Instructions to follow:
Reproduce the listing below line for line, with no changes, and leave out the pictures.

[Element and region listing]

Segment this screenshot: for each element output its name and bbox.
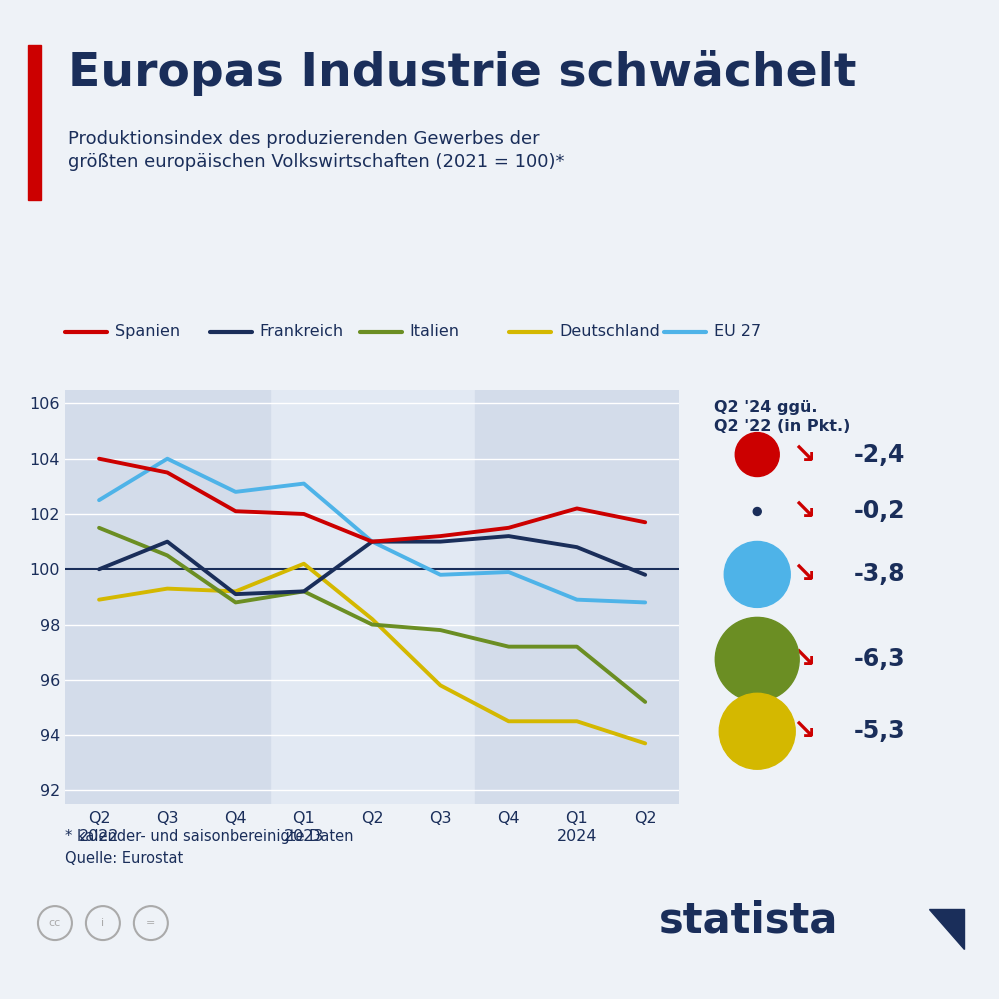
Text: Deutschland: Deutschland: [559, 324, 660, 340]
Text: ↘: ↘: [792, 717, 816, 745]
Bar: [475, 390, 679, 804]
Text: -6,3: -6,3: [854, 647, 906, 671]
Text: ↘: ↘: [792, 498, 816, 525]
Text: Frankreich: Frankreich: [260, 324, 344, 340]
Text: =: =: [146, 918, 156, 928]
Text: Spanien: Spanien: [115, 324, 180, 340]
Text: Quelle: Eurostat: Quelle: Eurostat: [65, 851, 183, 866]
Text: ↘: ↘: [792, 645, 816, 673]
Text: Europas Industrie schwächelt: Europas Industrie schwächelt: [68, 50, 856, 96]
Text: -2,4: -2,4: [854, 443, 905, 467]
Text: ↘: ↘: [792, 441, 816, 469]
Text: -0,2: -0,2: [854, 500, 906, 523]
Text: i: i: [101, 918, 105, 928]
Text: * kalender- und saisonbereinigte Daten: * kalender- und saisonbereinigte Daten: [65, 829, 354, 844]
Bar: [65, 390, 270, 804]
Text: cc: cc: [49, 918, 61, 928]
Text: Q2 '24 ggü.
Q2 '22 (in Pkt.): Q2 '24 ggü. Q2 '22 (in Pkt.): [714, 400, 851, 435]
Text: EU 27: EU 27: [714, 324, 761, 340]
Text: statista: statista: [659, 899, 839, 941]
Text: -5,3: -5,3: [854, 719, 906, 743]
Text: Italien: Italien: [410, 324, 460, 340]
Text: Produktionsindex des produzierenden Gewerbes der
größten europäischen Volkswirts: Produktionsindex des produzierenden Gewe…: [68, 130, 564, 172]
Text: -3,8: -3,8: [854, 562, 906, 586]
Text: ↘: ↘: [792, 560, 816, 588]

Task response:
Segment this screenshot: for each element output its name and bbox.
Text: Deutschland: Deutschland: [559, 324, 660, 340]
Text: ↘: ↘: [792, 717, 816, 745]
Bar: [475, 390, 679, 804]
Text: -6,3: -6,3: [854, 647, 906, 671]
Text: ↘: ↘: [792, 498, 816, 525]
Text: Frankreich: Frankreich: [260, 324, 344, 340]
Text: =: =: [146, 918, 156, 928]
Text: Spanien: Spanien: [115, 324, 180, 340]
Text: Quelle: Eurostat: Quelle: Eurostat: [65, 851, 183, 866]
Text: ↘: ↘: [792, 645, 816, 673]
Text: Europas Industrie schwächelt: Europas Industrie schwächelt: [68, 50, 856, 96]
Text: -2,4: -2,4: [854, 443, 905, 467]
Text: ↘: ↘: [792, 441, 816, 469]
Text: -0,2: -0,2: [854, 500, 906, 523]
Text: i: i: [101, 918, 105, 928]
Text: * kalender- und saisonbereinigte Daten: * kalender- und saisonbereinigte Daten: [65, 829, 354, 844]
Bar: [65, 390, 270, 804]
Text: cc: cc: [49, 918, 61, 928]
Text: Q2 '24 ggü.
Q2 '22 (in Pkt.): Q2 '24 ggü. Q2 '22 (in Pkt.): [714, 400, 851, 435]
Text: EU 27: EU 27: [714, 324, 761, 340]
Text: statista: statista: [659, 899, 839, 941]
Text: -5,3: -5,3: [854, 719, 906, 743]
Text: Italien: Italien: [410, 324, 460, 340]
Text: Produktionsindex des produzierenden Gewerbes der
größten europäischen Volkswirts: Produktionsindex des produzierenden Gewe…: [68, 130, 564, 172]
Text: -3,8: -3,8: [854, 562, 906, 586]
Text: ↘: ↘: [792, 560, 816, 588]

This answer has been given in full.